▶ [OBJECTIVE]: Find every line containing the word "sender" and report the count, nothing more.

-- Begin DATA RECORDS --

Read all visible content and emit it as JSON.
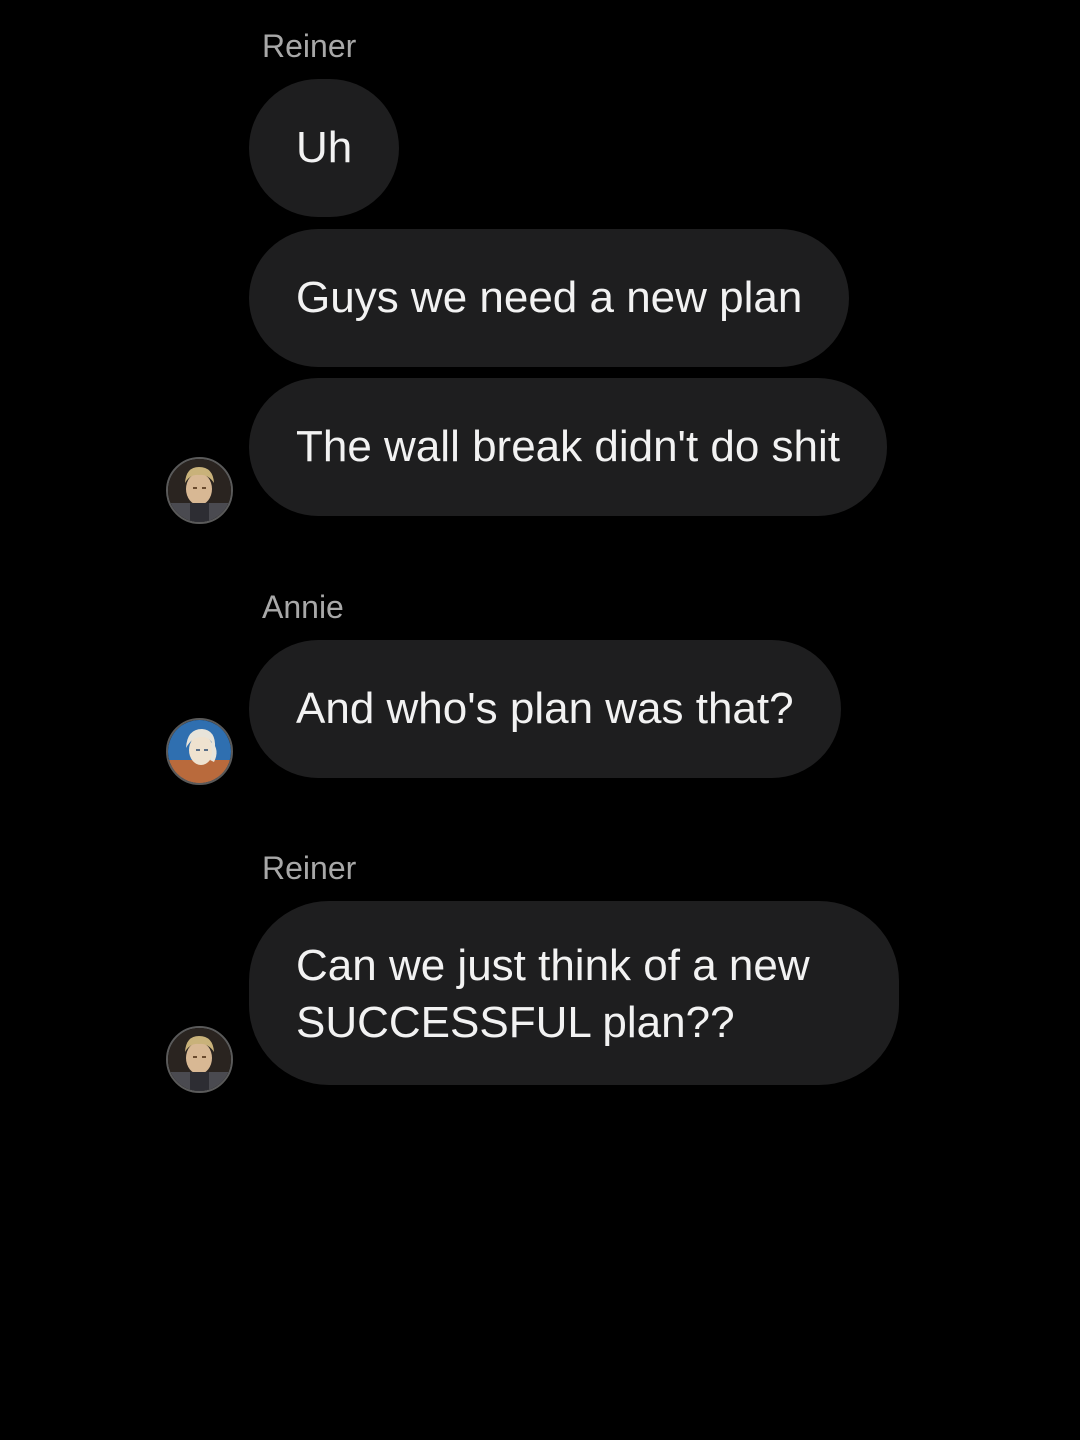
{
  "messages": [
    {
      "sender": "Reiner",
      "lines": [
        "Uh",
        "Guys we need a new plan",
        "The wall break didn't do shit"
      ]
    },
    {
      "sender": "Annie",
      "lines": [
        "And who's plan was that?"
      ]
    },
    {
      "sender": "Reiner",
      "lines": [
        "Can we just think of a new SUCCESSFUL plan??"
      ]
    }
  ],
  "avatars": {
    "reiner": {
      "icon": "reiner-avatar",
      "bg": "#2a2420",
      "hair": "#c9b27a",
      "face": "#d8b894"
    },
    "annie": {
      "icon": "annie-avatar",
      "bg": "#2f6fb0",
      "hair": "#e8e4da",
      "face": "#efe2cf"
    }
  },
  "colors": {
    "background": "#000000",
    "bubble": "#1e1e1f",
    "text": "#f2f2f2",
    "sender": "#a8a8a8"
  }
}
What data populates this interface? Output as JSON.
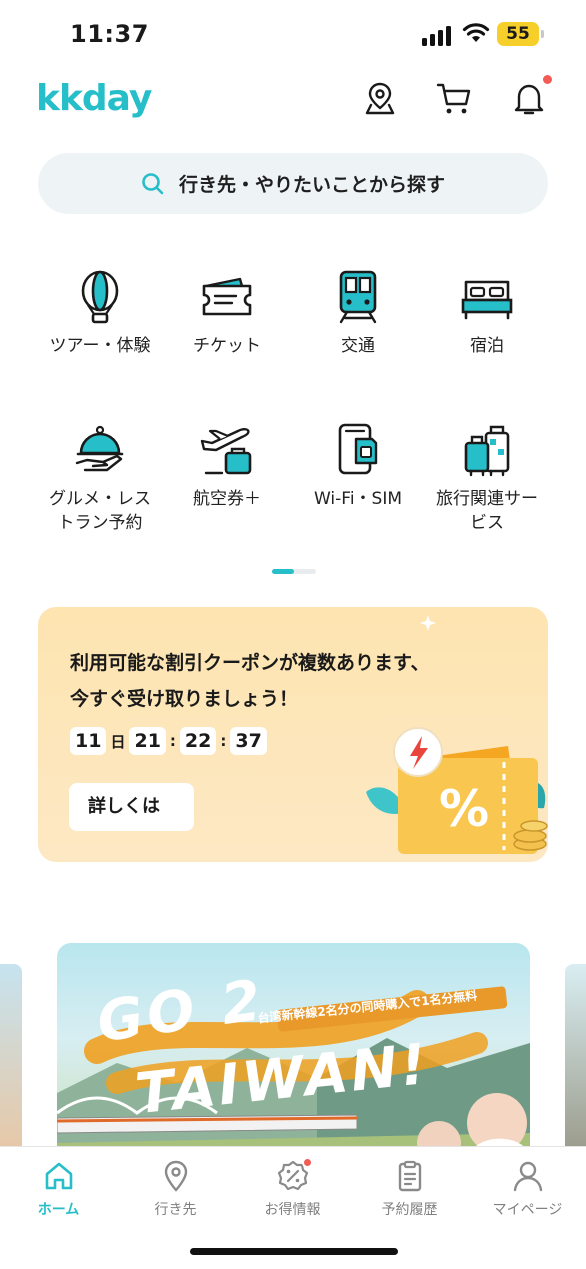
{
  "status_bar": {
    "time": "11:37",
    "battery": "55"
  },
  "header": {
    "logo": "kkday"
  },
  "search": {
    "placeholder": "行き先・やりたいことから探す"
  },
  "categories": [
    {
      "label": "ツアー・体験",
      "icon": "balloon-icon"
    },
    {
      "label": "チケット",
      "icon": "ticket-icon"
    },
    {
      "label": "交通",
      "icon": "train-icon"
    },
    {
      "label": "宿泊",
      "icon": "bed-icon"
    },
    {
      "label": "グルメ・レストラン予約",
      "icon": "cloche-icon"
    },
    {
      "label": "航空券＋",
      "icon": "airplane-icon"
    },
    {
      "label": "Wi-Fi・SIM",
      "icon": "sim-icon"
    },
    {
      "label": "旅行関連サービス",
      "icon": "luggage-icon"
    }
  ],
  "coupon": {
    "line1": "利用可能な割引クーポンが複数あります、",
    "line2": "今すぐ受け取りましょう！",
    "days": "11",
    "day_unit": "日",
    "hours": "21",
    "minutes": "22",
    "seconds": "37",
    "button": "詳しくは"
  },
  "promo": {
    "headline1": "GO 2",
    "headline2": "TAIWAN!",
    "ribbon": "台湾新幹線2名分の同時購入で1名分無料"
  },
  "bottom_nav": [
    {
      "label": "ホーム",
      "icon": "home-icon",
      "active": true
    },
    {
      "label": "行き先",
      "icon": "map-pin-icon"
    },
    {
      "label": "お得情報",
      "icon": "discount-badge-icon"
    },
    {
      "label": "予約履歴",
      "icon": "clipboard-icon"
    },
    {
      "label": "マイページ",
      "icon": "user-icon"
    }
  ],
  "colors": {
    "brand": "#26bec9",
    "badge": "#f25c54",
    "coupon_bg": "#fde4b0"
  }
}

-- End DATA RECORDS --

▶ [RESULT OF THIS EXERCISE]: 4